WRITTEN PROBLEM
Without omitting anything, retype the data that follows.

____ DATA EXCERPTS

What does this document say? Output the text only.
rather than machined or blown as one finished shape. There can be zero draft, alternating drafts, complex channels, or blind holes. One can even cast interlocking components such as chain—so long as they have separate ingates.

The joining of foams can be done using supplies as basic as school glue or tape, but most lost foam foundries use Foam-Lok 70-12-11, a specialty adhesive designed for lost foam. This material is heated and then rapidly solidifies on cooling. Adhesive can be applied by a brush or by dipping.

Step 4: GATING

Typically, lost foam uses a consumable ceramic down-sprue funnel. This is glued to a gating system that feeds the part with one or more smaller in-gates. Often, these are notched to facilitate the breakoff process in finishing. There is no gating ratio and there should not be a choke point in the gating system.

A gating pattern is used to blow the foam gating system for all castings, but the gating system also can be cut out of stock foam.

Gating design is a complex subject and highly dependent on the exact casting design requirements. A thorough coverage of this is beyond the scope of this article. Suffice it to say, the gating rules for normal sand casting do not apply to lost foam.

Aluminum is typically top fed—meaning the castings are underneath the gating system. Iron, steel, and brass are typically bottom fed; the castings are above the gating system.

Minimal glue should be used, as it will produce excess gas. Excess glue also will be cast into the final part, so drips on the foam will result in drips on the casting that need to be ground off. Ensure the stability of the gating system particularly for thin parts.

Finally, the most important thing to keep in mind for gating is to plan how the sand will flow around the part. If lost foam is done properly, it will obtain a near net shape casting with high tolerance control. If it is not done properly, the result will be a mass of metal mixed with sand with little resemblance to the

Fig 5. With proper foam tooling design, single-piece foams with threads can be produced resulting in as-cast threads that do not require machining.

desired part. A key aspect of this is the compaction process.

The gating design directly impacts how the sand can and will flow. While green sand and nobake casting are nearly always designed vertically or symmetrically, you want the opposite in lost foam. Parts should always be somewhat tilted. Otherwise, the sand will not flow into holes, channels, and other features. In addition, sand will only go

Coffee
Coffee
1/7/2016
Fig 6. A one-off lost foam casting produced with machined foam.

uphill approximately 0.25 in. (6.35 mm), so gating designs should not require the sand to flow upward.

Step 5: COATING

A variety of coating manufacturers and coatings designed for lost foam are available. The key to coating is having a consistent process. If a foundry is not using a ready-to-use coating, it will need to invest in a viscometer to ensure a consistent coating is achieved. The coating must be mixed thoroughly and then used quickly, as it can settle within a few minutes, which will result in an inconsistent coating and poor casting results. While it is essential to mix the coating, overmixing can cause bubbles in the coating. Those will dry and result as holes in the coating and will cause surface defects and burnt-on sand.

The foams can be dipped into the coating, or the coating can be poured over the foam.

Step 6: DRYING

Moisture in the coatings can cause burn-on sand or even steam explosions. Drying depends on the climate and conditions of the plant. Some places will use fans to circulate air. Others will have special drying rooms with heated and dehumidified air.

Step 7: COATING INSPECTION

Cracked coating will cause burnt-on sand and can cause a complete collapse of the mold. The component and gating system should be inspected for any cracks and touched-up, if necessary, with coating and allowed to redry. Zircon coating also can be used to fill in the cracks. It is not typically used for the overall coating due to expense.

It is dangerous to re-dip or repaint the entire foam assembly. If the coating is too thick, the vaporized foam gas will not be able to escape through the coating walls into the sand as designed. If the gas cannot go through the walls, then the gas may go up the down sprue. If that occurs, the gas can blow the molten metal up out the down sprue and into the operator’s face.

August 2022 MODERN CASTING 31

________

THE ANSWER
What does this document say? Output the text only.
rather than machined or blown as one finished shape. There can be zero draft, alternating drafts, complex channels, or blind holes. One can even cast interlocking components such as chain—so long as they have separate ingates.

The joining of foams can be done using supplies as basic as school glue or tape, but most lost foam foundries use Foam-Lok 70-12-11, a specialty adhesive designed for lost foam. This material is heated and then rapidly solidifies on cooling. Adhesive can be applied by a brush or by dipping.

Step 4: GATING

Typically, lost foam uses a consumable ceramic down-sprue funnel. This is glued to a gating system that feeds the part with one or more smaller in-gates. Often, these are notched to facilitate the breakoff process in finishing. There is no gating ratio and there should not be a choke point in the gating system.

A gating pattern is used to blow the foam gating system for all castings, but the gating system also can be cut out of stock foam.

Gating design is a complex subject and highly dependent on the exact casting design requirements. A thorough coverage of this is beyond the scope of this article. Suffice it to say, the gating rules for normal sand casting do not apply to lost foam.

Aluminum is typically top fed—meaning the castings are underneath the gating system. Iron, steel, and brass are typically bottom fed; the castings are above the gating system.

Minimal glue should be used, as it will produce excess gas. Excess glue also will be cast into the final part, so drips on the foam will result in drips on the casting that need to be ground off. Ensure the stability of the gating system particularly for thin parts.

Finally, the most important thing to keep in mind for gating is to plan how the sand will flow around the part. If lost foam is done properly, it will obtain a near net shape casting with high tolerance control. If it is not done properly, the result will be a mass of metal mixed with sand with little resemblance to the

Fig 5. With proper foam tooling design, single-piece foams with threads can be produced resulting in as-cast threads that do not require machining.

desired part. A key aspect of this is the compaction process.

The gating design directly impacts how the sand can and will flow. While green sand and nobake casting are nearly always designed vertically or symmetrically, you want the opposite in lost foam. Parts should always be somewhat tilted. Otherwise, the sand will not flow into holes, channels, and other features. In addition, sand will only go

Coffee
Coffee
1/7/2016
Fig 6. A one-off lost foam casting produced with machined foam.

uphill approximately 0.25 in. (6.35 mm), so gating designs should not require the sand to flow upward.

Step 5: COATING

A variety of coating manufacturers and coatings designed for lost foam are available. The key to coating is having a consistent process. If a foundry is not using a ready-to-use coating, it will need to invest in a viscometer to ensure a consistent coating is achieved. The coating must be mixed thoroughly and then used quickly, as it can settle within a few minutes, which will result in an inconsistent coating and poor casting results. While it is essential to mix the coating, overmixing can cause bubbles in the coating. Those will dry and result as holes in the coating and will cause surface defects and burnt-on sand.

The foams can be dipped into the coating, or the coating can be poured over the foam.

Step 6: DRYING

Moisture in the coatings can cause burn-on sand or even steam explosions. Drying depends on the climate and conditions of the plant. Some places will use fans to circulate air. Others will have special drying rooms with heated and dehumidified air.

Step 7: COATING INSPECTION

Cracked coating will cause burnt-on sand and can cause a complete collapse of the mold. The component and gating system should be inspected for any cracks and touched-up, if necessary, with coating and allowed to redry. Zircon coating also can be used to fill in the cracks. It is not typically used for the overall coating due to expense.

It is dangerous to re-dip or repaint the entire foam assembly. If the coating is too thick, the vaporized foam gas will not be able to escape through the coating walls into the sand as designed. If the gas cannot go through the walls, then the gas may go up the down sprue. If that occurs, the gas can blow the molten metal up out the down sprue and into the operator’s face.

August 2022 MODERN CASTING 31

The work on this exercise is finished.